AIM.
Please find all lines in the data that hold the string "luggage" and copy them.

________________________________________

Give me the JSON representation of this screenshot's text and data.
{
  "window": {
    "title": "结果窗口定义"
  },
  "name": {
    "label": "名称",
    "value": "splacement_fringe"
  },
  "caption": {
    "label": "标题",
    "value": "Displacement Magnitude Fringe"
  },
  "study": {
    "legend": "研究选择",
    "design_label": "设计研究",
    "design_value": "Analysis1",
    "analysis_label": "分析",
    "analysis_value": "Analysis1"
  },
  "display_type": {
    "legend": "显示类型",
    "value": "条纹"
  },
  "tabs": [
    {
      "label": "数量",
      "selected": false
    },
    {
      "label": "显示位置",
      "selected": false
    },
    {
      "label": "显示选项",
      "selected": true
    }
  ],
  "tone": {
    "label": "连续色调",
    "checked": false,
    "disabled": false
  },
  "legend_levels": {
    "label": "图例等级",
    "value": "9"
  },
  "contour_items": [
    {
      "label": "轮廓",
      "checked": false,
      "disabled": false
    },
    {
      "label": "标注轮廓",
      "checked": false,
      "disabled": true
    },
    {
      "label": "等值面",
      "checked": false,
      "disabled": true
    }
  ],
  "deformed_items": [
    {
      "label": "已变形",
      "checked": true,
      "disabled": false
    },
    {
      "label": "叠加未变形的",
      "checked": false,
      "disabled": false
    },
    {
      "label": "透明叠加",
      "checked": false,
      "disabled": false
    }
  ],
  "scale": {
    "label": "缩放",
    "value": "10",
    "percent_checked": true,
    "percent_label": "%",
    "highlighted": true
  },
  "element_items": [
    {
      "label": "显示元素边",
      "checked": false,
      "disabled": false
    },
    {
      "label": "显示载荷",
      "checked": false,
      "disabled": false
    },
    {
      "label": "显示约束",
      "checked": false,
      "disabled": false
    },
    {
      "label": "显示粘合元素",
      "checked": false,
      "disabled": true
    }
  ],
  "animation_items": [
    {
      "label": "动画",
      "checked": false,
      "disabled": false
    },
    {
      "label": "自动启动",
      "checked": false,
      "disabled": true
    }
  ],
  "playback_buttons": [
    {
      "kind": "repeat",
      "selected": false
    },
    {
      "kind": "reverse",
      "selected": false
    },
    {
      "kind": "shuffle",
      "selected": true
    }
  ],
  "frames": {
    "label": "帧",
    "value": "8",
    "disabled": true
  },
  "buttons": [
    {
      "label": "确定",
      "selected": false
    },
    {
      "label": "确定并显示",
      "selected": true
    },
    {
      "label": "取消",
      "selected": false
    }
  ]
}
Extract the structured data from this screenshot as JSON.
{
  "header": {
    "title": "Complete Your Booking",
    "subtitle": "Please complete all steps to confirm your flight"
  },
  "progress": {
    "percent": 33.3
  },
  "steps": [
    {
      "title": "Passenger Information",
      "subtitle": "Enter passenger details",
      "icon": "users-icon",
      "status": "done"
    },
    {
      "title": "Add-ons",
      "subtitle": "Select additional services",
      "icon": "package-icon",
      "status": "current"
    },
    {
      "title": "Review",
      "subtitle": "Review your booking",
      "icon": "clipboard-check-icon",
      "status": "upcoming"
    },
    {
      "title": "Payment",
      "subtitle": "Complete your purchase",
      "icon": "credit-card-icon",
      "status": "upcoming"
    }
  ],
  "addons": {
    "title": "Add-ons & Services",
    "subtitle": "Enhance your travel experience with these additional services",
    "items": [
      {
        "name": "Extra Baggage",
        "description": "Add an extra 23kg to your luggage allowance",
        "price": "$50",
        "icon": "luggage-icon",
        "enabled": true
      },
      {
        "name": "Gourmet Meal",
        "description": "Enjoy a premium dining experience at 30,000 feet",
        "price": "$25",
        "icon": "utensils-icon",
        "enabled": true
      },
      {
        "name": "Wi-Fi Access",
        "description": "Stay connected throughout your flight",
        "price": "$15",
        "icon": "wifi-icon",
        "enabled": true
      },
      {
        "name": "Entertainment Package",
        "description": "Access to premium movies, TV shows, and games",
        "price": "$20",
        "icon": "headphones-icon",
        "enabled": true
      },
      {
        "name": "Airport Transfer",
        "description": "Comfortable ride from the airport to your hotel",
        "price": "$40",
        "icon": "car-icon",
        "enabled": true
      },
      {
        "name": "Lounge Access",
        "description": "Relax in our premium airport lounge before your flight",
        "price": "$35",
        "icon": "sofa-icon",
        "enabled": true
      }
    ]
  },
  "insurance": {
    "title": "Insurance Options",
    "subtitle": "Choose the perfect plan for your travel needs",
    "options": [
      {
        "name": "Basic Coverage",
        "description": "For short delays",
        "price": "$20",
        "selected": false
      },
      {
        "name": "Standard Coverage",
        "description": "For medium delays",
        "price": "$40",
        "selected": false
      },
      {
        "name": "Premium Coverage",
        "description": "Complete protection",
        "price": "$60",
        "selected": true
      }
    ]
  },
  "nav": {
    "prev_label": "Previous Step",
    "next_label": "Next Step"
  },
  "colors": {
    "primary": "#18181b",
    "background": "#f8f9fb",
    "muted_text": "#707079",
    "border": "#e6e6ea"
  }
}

________________________________________

RESULT.
        "description": "Add an extra 23kg to your luggage allowance",
        "icon": "luggage-icon",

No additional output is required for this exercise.